- [DESCRIPTION OF THE TASK]:
Could you give the data below again, exactly and completely?

------------------------------------

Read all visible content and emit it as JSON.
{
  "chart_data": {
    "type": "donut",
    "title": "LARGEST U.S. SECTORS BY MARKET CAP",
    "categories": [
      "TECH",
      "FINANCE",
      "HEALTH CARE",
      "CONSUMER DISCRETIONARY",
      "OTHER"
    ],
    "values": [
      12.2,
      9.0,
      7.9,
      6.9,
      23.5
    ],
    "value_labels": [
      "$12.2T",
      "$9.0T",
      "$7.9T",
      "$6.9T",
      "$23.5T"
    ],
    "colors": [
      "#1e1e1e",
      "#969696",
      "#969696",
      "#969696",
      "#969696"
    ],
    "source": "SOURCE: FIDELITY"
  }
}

------------------------------------

- [ANSWER FOR THE TASK]:
Read all visible content and emit it as JSON.
{
  "chart_data": {
    "type": "donut",
    "title": "LARGEST U.S. SECTORS BY MARKET CAP",
    "categories": [
      "TECH",
      "FINANCE",
      "HEALTH CARE",
      "CONSUMER DISCRETIONARY",
      "OTHER"
    ],
    "values": [
      12.2,
      9.0,
      7.9,
      6.9,
      23.5
    ],
    "value_labels": [
      "$12.2T",
      "$9.0T",
      "$7.9T",
      "$6.9T",
      "$23.5T"
    ],
    "colors": [
      "#1e1e1e",
      "#969696",
      "#969696",
      "#969696",
      "#969696"
    ],
    "source": "SOURCE: FIDELITY"
  }
}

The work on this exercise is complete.